[Entries taken from a collection]
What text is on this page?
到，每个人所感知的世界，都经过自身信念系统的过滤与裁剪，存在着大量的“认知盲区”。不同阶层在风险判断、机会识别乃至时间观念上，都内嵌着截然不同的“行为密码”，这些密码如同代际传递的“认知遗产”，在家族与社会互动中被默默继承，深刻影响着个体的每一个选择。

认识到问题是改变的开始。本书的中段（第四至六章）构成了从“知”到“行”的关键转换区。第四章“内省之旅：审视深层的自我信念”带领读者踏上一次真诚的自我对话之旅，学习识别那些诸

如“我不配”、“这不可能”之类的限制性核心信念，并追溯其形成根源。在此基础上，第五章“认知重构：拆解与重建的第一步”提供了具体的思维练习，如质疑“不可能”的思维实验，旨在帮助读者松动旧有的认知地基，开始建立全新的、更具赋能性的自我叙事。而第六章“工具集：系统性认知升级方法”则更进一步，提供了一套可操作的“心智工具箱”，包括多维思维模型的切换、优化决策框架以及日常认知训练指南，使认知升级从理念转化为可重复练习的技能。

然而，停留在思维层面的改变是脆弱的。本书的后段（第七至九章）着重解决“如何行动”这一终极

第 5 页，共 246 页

▶ PROBLEM DESCRIPTION: Copy out each line above, character for character.

▶ FINAL ANSWER:
What text is on this page?
到，每个人所感知的世界，都经过自身信念系统的过滤与裁剪，存在着大量的“认知盲区”。不同阶层在风险判断、机会识别乃至时间观念上，都内嵌着截然不同的“行为密码”，这些密码如同代际传递的“认知遗产”，在家族与社会互动中被默默继承，深刻影响着个体的每一个选择。

认识到问题是改变的开始。本书的中段（第四至六章）构成了从“知”到“行”的关键转换区。第四章“内省之旅：审视深层的自我信念”带领读者踏上一次真诚的自我对话之旅，学习识别那些诸

如“我不配”、“这不可能”之类的限制性核心信念，并追溯其形成根源。在此基础上，第五章“认知重构：拆解与重建的第一步”提供了具体的思维练习，如质疑“不可能”的思维实验，旨在帮助读者松动旧有的认知地基，开始建立全新的、更具赋能性的自我叙事。而第六章“工具集：系统性认知升级方法”则更进一步，提供了一套可操作的“心智工具箱”，包括多维思维模型的切换、优化决策框架以及日常认知训练指南，使认知升级从理念转化为可重复练习的技能。

然而，停留在思维层面的改变是脆弱的。本书的后段（第七至九章）着重解决“如何行动”这一终极

第 5 页，共 246 页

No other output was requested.